YOUR TASK - Copy every line that contains the string "this" from the entries below.
--------------------
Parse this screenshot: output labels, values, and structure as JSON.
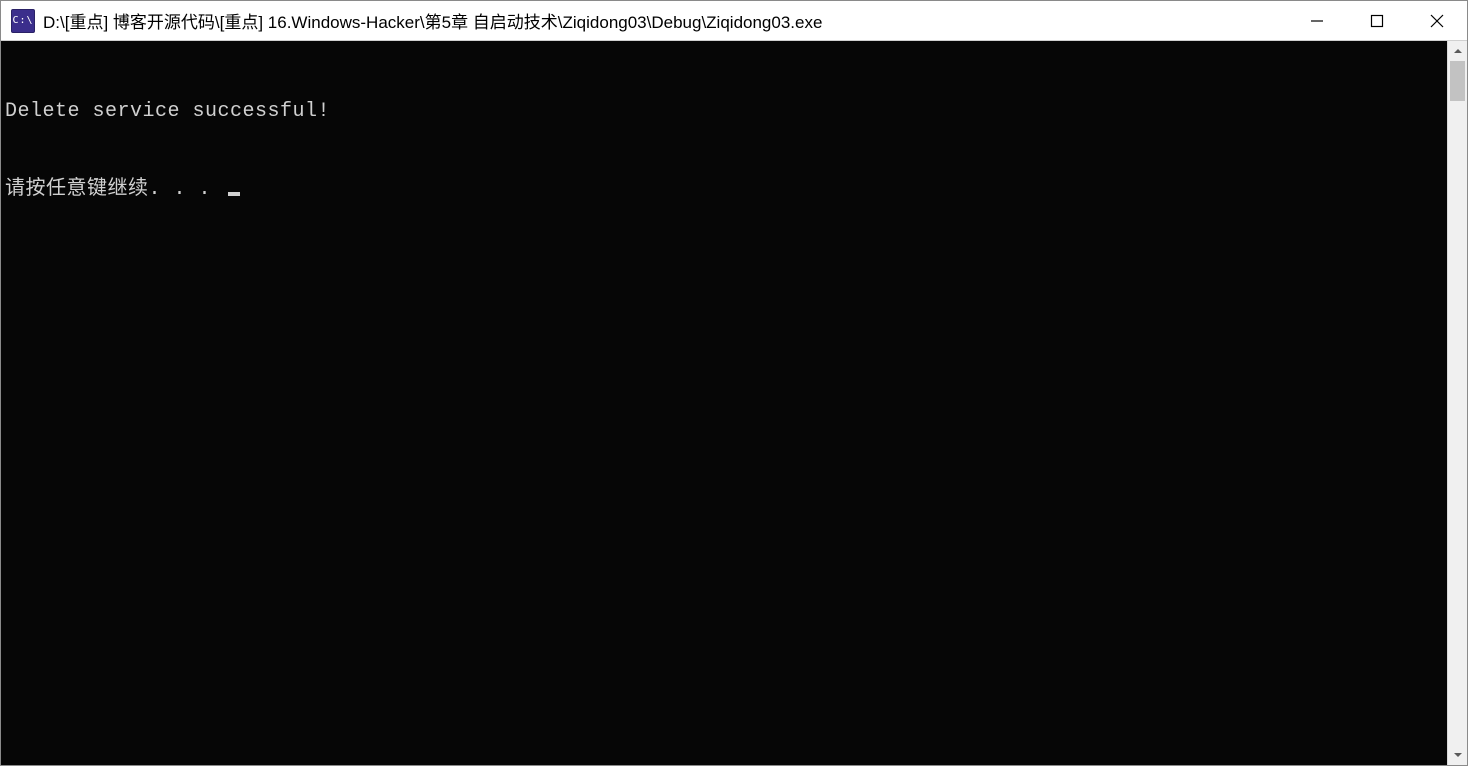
{
  "window": {
    "icon_label": "C:\\",
    "title": "D:\\[重点] 博客开源代码\\[重点] 16.Windows-Hacker\\第5章 自启动技术\\Ziqidong03\\Debug\\Ziqidong03.exe"
  },
  "console": {
    "lines": [
      "Delete service successful!",
      "请按任意键继续. . . "
    ]
  },
  "controls": {
    "minimize": "Minimize",
    "maximize": "Maximize",
    "close": "Close"
  }
}
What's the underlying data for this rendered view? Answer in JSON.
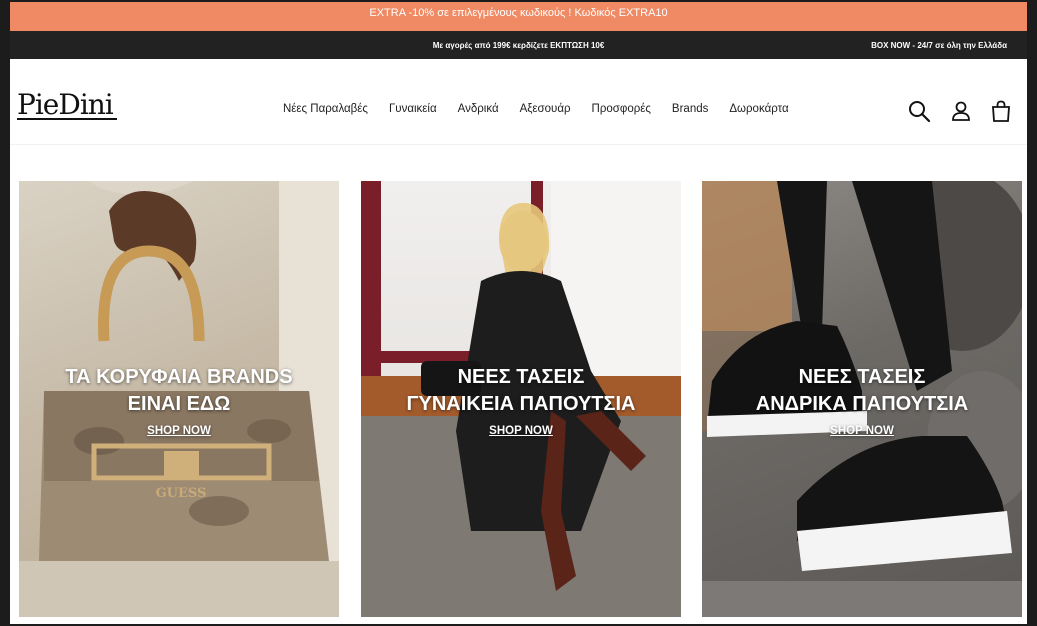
{
  "promo_bar": {
    "text": "EXTRA -10% σε επιλεγμένους κωδικούς ! Κωδικός EXTRA10"
  },
  "info_bar": {
    "center": "Με αγορές από 199€ κερδίζετε ΕΚΠΤΩΣΗ 10€",
    "right": "BOX NOW - 24/7 σε όλη την Ελλάδα"
  },
  "header": {
    "logo": "PieDini",
    "nav": [
      "Νέες Παραλαβές",
      "Γυναικεία",
      "Ανδρικά",
      "Αξεσουάρ",
      "Προσφορές",
      "Brands",
      "Δωροκάρτα"
    ],
    "icons": [
      "search-icon",
      "user-icon",
      "bag-icon"
    ]
  },
  "panels": [
    {
      "title_line1": "ΤΑ ΚΟΡΥΦΑΙΑ BRANDS",
      "title_line2": "ΕΙΝΑΙ ΕΔΩ",
      "cta": "SHOP NOW",
      "bag_brand": "GUESS"
    },
    {
      "title_line1": "ΝΕΕΣ ΤΑΣΕΙΣ",
      "title_line2": "ΓΥΝΑΙΚΕΙΑ ΠΑΠΟΥΤΣΙΑ",
      "cta": "SHOP NOW"
    },
    {
      "title_line1": "ΝΕΕΣ ΤΑΣΕΙΣ",
      "title_line2": "ΑΝΔΡΙΚΑ ΠΑΠΟΥΤΣΙΑ",
      "cta": "SHOP NOW"
    }
  ],
  "colors": {
    "promo": "#ef8a64",
    "info_bar": "#222222",
    "frame": "#1c1c1c"
  }
}
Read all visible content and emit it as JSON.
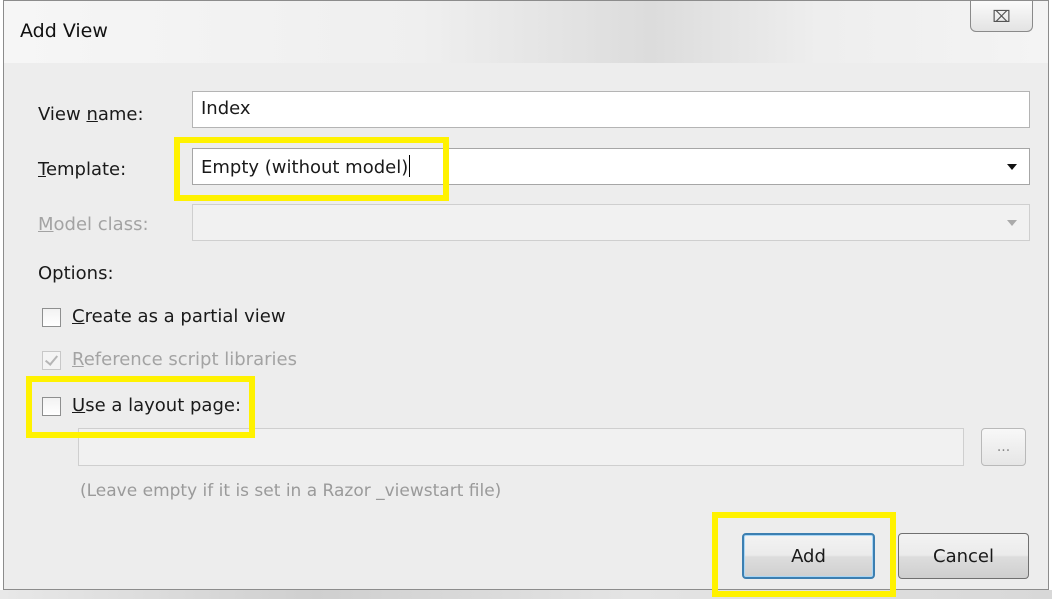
{
  "dialog": {
    "title": "Add View",
    "close_glyph": "⌧"
  },
  "form": {
    "view_name": {
      "label_pre": "View ",
      "label_accel": "n",
      "label_post": "ame:",
      "value": "Index"
    },
    "template": {
      "label_accel": "T",
      "label_post": "emplate:",
      "value": "Empty (without model)"
    },
    "model_class": {
      "label_accel": "M",
      "label_post": "odel class:",
      "value": ""
    },
    "options_label": "Options:",
    "partial_view": {
      "accel": "C",
      "rest": "reate as a partial view",
      "checked": false
    },
    "reference_scripts": {
      "accel": "R",
      "rest": "eference script libraries",
      "checked": true,
      "enabled": false
    },
    "layout_page": {
      "accel": "U",
      "rest": "se a layout page:",
      "checked": false
    },
    "layout_path": {
      "value": "",
      "browse_label": "..."
    },
    "hint": "(Leave empty if it is set in a Razor _viewstart file)"
  },
  "buttons": {
    "add": "Add",
    "cancel": "Cancel"
  },
  "colors": {
    "highlight": "#fff200",
    "default_button_border": "#3c7fb1",
    "dialog_background": "#ededed"
  }
}
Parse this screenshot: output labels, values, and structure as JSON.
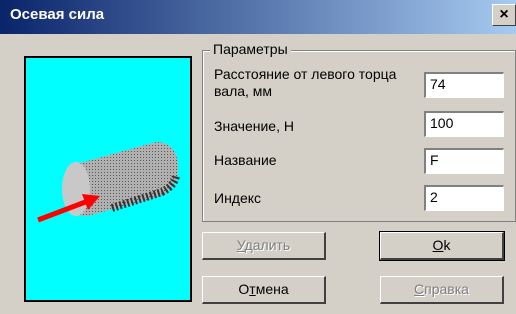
{
  "window": {
    "title": "Осевая сила",
    "close_label": "×"
  },
  "group": {
    "title": "Параметры",
    "fields": [
      {
        "label": "Расстояние от левого торца вала, мм",
        "value": "74"
      },
      {
        "label": "Значение, Н",
        "value": "100"
      },
      {
        "label": "Название",
        "value": "F"
      },
      {
        "label": "Индекс",
        "value": "2"
      }
    ]
  },
  "buttons": {
    "delete": {
      "mnemonic": "У",
      "rest": "далить"
    },
    "ok": {
      "mnemonic": "O",
      "rest": "k"
    },
    "cancel": {
      "prefix": "О",
      "mnemonic": "т",
      "rest": "мена"
    },
    "help": {
      "mnemonic": "С",
      "rest": "правка"
    }
  },
  "colors": {
    "preview_bg": "#00ffff",
    "arrow": "#ff0000",
    "cylinder": "#9a9a9a"
  }
}
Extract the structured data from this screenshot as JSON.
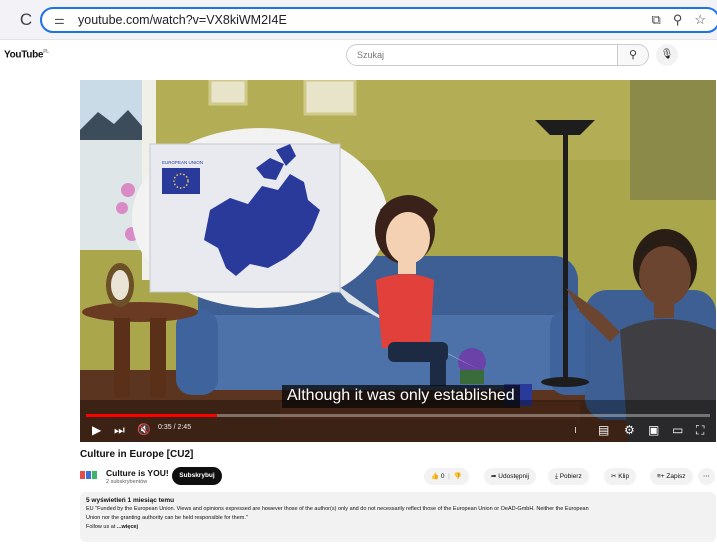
{
  "browser": {
    "reload_icon": "reload-icon",
    "url": "youtube.com/watch?v=VX8kiWM2I4E"
  },
  "header": {
    "logo": "YouTube",
    "logo_suffix": "PL",
    "search_placeholder": "Szukaj"
  },
  "player": {
    "caption": "Although it was only established",
    "time": "0:35 / 2:45",
    "progress": 0.21,
    "map_label": "EUROPEAN UNION"
  },
  "video": {
    "title": "Culture in Europe [CU2]",
    "channel_name": "Culture is YOU!",
    "subscribers": "2 subskrybentów",
    "subscribe_label": "Subskrybuj",
    "like_count": "0",
    "share_label": "Udostępnij",
    "download_label": "Pobierz",
    "clip_label": "Klip",
    "save_label": "Zapisz"
  },
  "description": {
    "meta": "5 wyświetleń  1 miesiąc temu",
    "line1": "EU \"Funded by the European Union. Views and opinions expressed are however those of the author(s) only and do not necessarily reflect those of the European Union or OeAD-GmbH. Neither the European",
    "line2": "Union nor the granting authority can be held responsible for them.\"",
    "line3": "Follow us at",
    "more": "...więcej"
  },
  "colors": {
    "accent": "#1a73e8",
    "youtube_red": "#ff0000",
    "eu_blue": "#2a3a9b",
    "wall": "#aaa64c"
  }
}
--------------------
IN RESPONSE -
Parse this screenshot: output labels, values, and structure as JSON.
What's the underlying data for this rendered view? Answer in JSON.
Parse this screenshot: output labels, values, and structure as JSON.
Extract the structured data from this screenshot as JSON.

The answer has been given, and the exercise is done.